Written exercise: Write out the full set of records exactly. Any pictures in them do not belong in the copy.

Source records:
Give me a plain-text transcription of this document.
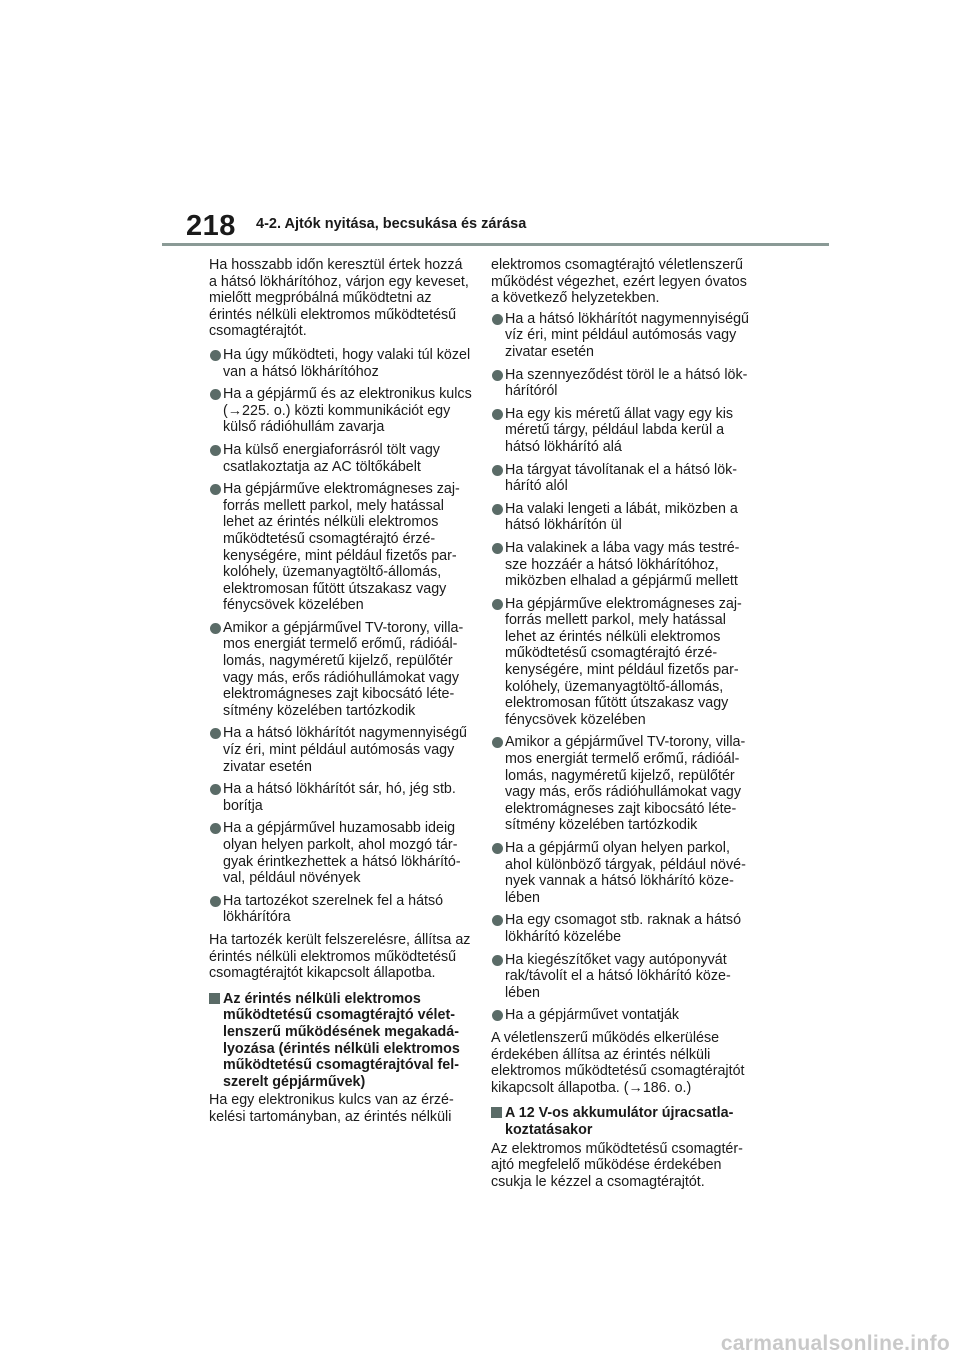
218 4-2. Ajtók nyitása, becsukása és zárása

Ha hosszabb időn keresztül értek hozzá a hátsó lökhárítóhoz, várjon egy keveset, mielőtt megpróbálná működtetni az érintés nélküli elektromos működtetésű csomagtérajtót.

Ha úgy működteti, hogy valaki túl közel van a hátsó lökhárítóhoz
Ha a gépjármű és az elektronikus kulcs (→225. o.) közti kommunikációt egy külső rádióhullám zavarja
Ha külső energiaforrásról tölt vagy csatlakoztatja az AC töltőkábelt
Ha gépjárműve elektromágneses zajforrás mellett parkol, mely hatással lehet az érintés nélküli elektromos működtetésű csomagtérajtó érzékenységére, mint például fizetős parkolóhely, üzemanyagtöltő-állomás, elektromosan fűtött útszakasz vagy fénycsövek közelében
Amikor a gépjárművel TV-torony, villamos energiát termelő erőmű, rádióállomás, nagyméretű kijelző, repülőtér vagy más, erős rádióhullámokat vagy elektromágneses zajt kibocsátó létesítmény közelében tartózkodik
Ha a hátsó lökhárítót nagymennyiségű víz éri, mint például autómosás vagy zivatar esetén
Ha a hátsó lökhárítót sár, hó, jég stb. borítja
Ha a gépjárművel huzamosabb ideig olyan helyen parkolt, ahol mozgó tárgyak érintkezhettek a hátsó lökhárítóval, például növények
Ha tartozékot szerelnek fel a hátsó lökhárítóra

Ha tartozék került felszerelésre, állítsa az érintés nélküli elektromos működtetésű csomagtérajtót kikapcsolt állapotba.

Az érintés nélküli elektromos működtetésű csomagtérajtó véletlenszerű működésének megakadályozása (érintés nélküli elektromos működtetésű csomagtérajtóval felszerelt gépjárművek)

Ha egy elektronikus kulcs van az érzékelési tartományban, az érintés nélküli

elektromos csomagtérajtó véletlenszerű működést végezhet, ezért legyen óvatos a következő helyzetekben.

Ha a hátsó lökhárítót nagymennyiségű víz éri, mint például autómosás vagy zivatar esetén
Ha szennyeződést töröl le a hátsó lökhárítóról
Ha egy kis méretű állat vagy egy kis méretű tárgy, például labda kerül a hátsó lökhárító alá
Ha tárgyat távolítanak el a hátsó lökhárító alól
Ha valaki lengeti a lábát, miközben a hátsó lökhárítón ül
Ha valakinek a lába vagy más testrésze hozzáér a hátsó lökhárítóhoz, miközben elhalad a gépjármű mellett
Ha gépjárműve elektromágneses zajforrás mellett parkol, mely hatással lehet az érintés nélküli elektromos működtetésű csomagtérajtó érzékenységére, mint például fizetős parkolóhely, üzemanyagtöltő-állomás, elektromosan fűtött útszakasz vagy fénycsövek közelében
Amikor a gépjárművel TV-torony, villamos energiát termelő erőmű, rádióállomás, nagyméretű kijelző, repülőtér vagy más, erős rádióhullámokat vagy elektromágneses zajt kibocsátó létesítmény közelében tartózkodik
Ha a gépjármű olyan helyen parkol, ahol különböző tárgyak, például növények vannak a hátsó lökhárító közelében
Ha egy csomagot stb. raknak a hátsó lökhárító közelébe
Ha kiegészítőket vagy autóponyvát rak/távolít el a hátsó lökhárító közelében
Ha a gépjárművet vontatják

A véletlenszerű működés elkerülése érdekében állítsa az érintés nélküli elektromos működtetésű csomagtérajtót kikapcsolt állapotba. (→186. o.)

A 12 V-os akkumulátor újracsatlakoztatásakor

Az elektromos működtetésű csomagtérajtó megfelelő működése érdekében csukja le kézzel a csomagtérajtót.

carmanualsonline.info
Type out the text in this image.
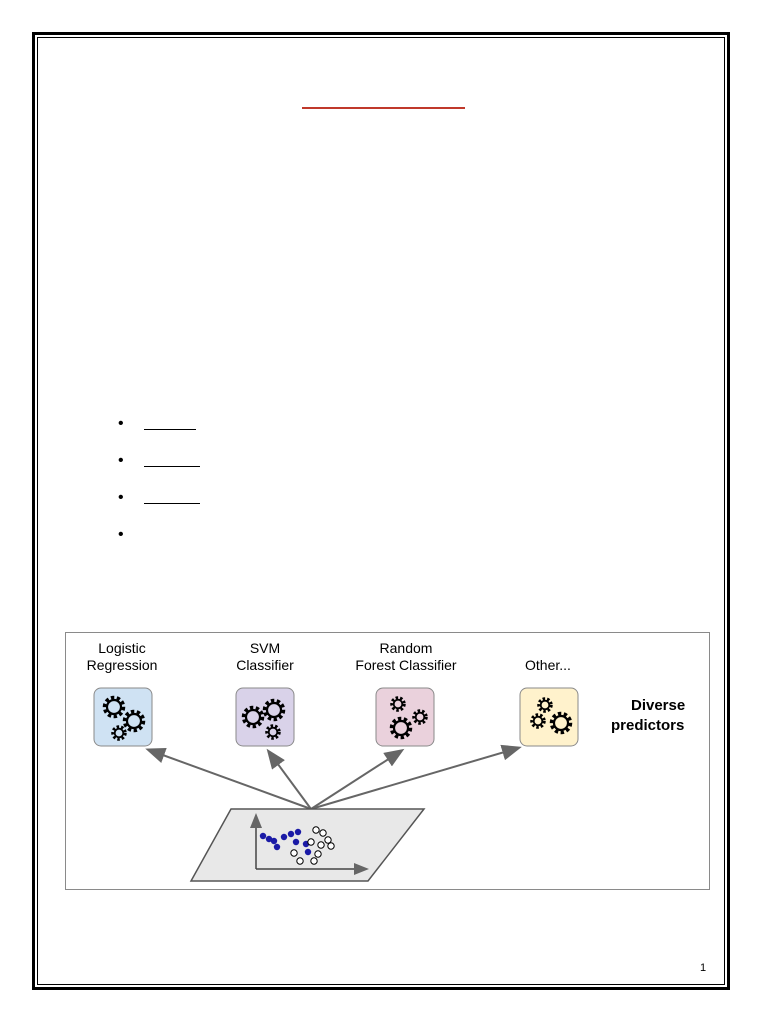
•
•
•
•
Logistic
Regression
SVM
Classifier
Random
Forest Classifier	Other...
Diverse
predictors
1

Result for this task:
Give me a plain-text transcription of this document.
218 4-2. Ajtók nyitása, becsukása és zárása

Ha hosszabb időn keresztül értek hozzá a hátsó lökhárítóhoz, várjon egy keveset, mielőtt megpróbálná működtetni az érintés nélküli elektromos működtetésű csomagtérajtót.

Ha úgy működteti, hogy valaki túl közel van a hátsó lökhárítóhoz
Ha a gépjármű és az elektronikus kulcs (→225. o.) közti kommunikációt egy külső rádióhullám zavarja
Ha külső energiaforrásról tölt vagy csatlakoztatja az AC töltőkábelt
Ha gépjárműve elektromágneses zajforrás mellett parkol, mely hatással lehet az érintés nélküli elektromos működtetésű csomagtérajtó érzékenységére, mint például fizetős parkolóhely, üzemanyagtöltő-állomás, elektromosan fűtött útszakasz vagy fénycsövek közelében
Amikor a gépjárművel TV-torony, villamos energiát termelő erőmű, rádióállomás, nagyméretű kijelző, repülőtér vagy más, erős rádióhullámokat vagy elektromágneses zajt kibocsátó létesítmény közelében tartózkodik
Ha a hátsó lökhárítót nagymennyiségű víz éri, mint például autómosás vagy zivatar esetén
Ha a hátsó lökhárítót sár, hó, jég stb. borítja
Ha a gépjárművel huzamosabb ideig olyan helyen parkolt, ahol mozgó tárgyak érintkezhettek a hátsó lökhárítóval, például növények
Ha tartozékot szerelnek fel a hátsó lökhárítóra

Ha tartozék került felszerelésre, állítsa az érintés nélküli elektromos működtetésű csomagtérajtót kikapcsolt állapotba.

Az érintés nélküli elektromos működtetésű csomagtérajtó véletlenszerű működésének megakadályozása (érintés nélküli elektromos működtetésű csomagtérajtóval felszerelt gépjárművek)

Ha egy elektronikus kulcs van az érzékelési tartományban, az érintés nélküli

elektromos csomagtérajtó véletlenszerű működést végezhet, ezért legyen óvatos a következő helyzetekben.

Ha a hátsó lökhárítót nagymennyiségű víz éri, mint például autómosás vagy zivatar esetén
Ha szennyeződést töröl le a hátsó lökhárítóról
Ha egy kis méretű állat vagy egy kis méretű tárgy, például labda kerül a hátsó lökhárító alá
Ha tárgyat távolítanak el a hátsó lökhárító alól
Ha valaki lengeti a lábát, miközben a hátsó lökhárítón ül
Ha valakinek a lába vagy más testrésze hozzáér a hátsó lökhárítóhoz, miközben elhalad a gépjármű mellett
Ha gépjárműve elektromágneses zajforrás mellett parkol, mely hatással lehet az érintés nélküli elektromos működtetésű csomagtérajtó érzékenységére, mint például fizetős parkolóhely, üzemanyagtöltő-állomás, elektromosan fűtött útszakasz vagy fénycsövek közelében
Amikor a gépjárművel TV-torony, villamos energiát termelő erőmű, rádióállomás, nagyméretű kijelző, repülőtér vagy más, erős rádióhullámokat vagy elektromágneses zajt kibocsátó létesítmény közelében tartózkodik
Ha a gépjármű olyan helyen parkol, ahol különböző tárgyak, például növények vannak a hátsó lökhárító közelében
Ha egy csomagot stb. raknak a hátsó lökhárító közelébe
Ha kiegészítőket vagy autóponyvát rak/távolít el a hátsó lökhárító közelében
Ha a gépjárművet vontatják

A véletlenszerű működés elkerülése érdekében állítsa az érintés nélküli elektromos működtetésű csomagtérajtót kikapcsolt állapotba. (→186. o.)

A 12 V-os akkumulátor újracsatlakoztatásakor

Az elektromos működtetésű csomagtérajtó megfelelő működése érdekében csukja le kézzel a csomagtérajtót.

carmanualsonline.info
Type out the text in this image.
•
•
•
•
Logistic
Regression
SVM
Classifier
Random
Forest Classifier	Other...
Diverse
predictors
1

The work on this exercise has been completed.